DATA PROVIDED

++++

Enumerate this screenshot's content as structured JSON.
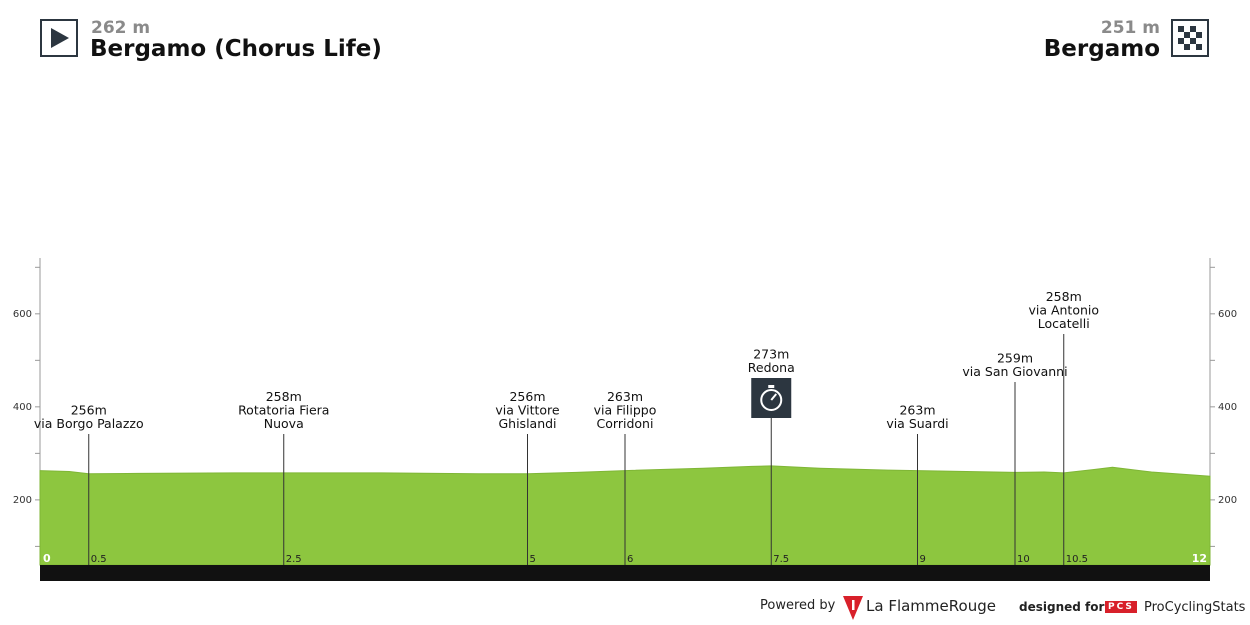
{
  "header": {
    "start": {
      "altitude": "262 m",
      "place": "Bergamo (Chorus Life)"
    },
    "finish": {
      "altitude": "251 m",
      "place": "Bergamo"
    }
  },
  "footer": {
    "powered_by": "Powered by",
    "brand_prefix": "La Flamme",
    "brand_suffix": "Rouge",
    "designed_for": "designed for",
    "pcs_badge": "PCS",
    "pcs_name": "ProCyclingStats"
  },
  "colors": {
    "profile_fill": "#8dc63f",
    "road_band": "#111111",
    "axis": "#999999",
    "marker": "#333333",
    "icon_bg": "#2c3640"
  },
  "chart_data": {
    "type": "area",
    "ylim": [
      60,
      720
    ],
    "yticks": [
      200,
      400,
      600
    ],
    "xlim": [
      0,
      12
    ],
    "profile_x": [
      0,
      0.3,
      0.5,
      1.0,
      2.0,
      2.5,
      3.5,
      4.5,
      5.0,
      5.5,
      6.0,
      6.8,
      7.3,
      7.5,
      8.0,
      8.7,
      9.0,
      9.5,
      10.0,
      10.3,
      10.5,
      10.8,
      11.0,
      11.4,
      12.0
    ],
    "profile_y": [
      263,
      261,
      256,
      257,
      258,
      258,
      258,
      256,
      256,
      259,
      263,
      268,
      272,
      273,
      268,
      264,
      263,
      261,
      259,
      260,
      258,
      265,
      270,
      260,
      251
    ],
    "points": [
      {
        "km": "0.5",
        "altitude": "256m",
        "label": [
          "via Borgo Palazzo"
        ],
        "x": 0.5,
        "y": 256
      },
      {
        "km": "2.5",
        "altitude": "258m",
        "label": [
          "Rotatoria Fiera",
          "Nuova"
        ],
        "x": 2.5,
        "y": 258
      },
      {
        "km": "5",
        "altitude": "256m",
        "label": [
          "via Vittore",
          "Ghislandi"
        ],
        "x": 5,
        "y": 256
      },
      {
        "km": "6",
        "altitude": "263m",
        "label": [
          "via Filippo",
          "Corridoni"
        ],
        "x": 6,
        "y": 263
      },
      {
        "km": "7.5",
        "altitude": "273m",
        "label": [
          "Redona"
        ],
        "x": 7.5,
        "y": 273,
        "icon": "stopwatch-icon"
      },
      {
        "km": "9",
        "altitude": "263m",
        "label": [
          "via Suardi"
        ],
        "x": 9,
        "y": 263
      },
      {
        "km": "10",
        "altitude": "259m",
        "label": [
          "via San Giovanni"
        ],
        "x": 10,
        "y": 259
      },
      {
        "km": "10.5",
        "altitude": "258m",
        "label": [
          "via Antonio",
          "Locatelli"
        ],
        "x": 10.5,
        "y": 258
      }
    ],
    "start_km_label": "0",
    "end_km_label": "12"
  }
}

++++

REQUIRED TASK
Copy every entry exactly as written. Pictures are excluded.

RESPONSE
Enumerate this screenshot's content as structured JSON.
{
  "header": {
    "start": {
      "altitude": "262 m",
      "place": "Bergamo (Chorus Life)"
    },
    "finish": {
      "altitude": "251 m",
      "place": "Bergamo"
    }
  },
  "footer": {
    "powered_by": "Powered by",
    "brand_prefix": "La Flamme",
    "brand_suffix": "Rouge",
    "designed_for": "designed for",
    "pcs_badge": "PCS",
    "pcs_name": "ProCyclingStats"
  },
  "colors": {
    "profile_fill": "#8dc63f",
    "road_band": "#111111",
    "axis": "#999999",
    "marker": "#333333",
    "icon_bg": "#2c3640"
  },
  "chart_data": {
    "type": "area",
    "ylim": [
      60,
      720
    ],
    "yticks": [
      200,
      400,
      600
    ],
    "xlim": [
      0,
      12
    ],
    "profile_x": [
      0,
      0.3,
      0.5,
      1.0,
      2.0,
      2.5,
      3.5,
      4.5,
      5.0,
      5.5,
      6.0,
      6.8,
      7.3,
      7.5,
      8.0,
      8.7,
      9.0,
      9.5,
      10.0,
      10.3,
      10.5,
      10.8,
      11.0,
      11.4,
      12.0
    ],
    "profile_y": [
      263,
      261,
      256,
      257,
      258,
      258,
      258,
      256,
      256,
      259,
      263,
      268,
      272,
      273,
      268,
      264,
      263,
      261,
      259,
      260,
      258,
      265,
      270,
      260,
      251
    ],
    "points": [
      {
        "km": "0.5",
        "altitude": "256m",
        "label": [
          "via Borgo Palazzo"
        ],
        "x": 0.5,
        "y": 256
      },
      {
        "km": "2.5",
        "altitude": "258m",
        "label": [
          "Rotatoria Fiera",
          "Nuova"
        ],
        "x": 2.5,
        "y": 258
      },
      {
        "km": "5",
        "altitude": "256m",
        "label": [
          "via Vittore",
          "Ghislandi"
        ],
        "x": 5,
        "y": 256
      },
      {
        "km": "6",
        "altitude": "263m",
        "label": [
          "via Filippo",
          "Corridoni"
        ],
        "x": 6,
        "y": 263
      },
      {
        "km": "7.5",
        "altitude": "273m",
        "label": [
          "Redona"
        ],
        "x": 7.5,
        "y": 273,
        "icon": "stopwatch-icon"
      },
      {
        "km": "9",
        "altitude": "263m",
        "label": [
          "via Suardi"
        ],
        "x": 9,
        "y": 263
      },
      {
        "km": "10",
        "altitude": "259m",
        "label": [
          "via San Giovanni"
        ],
        "x": 10,
        "y": 259
      },
      {
        "km": "10.5",
        "altitude": "258m",
        "label": [
          "via Antonio",
          "Locatelli"
        ],
        "x": 10.5,
        "y": 258
      }
    ],
    "start_km_label": "0",
    "end_km_label": "12"
  }
}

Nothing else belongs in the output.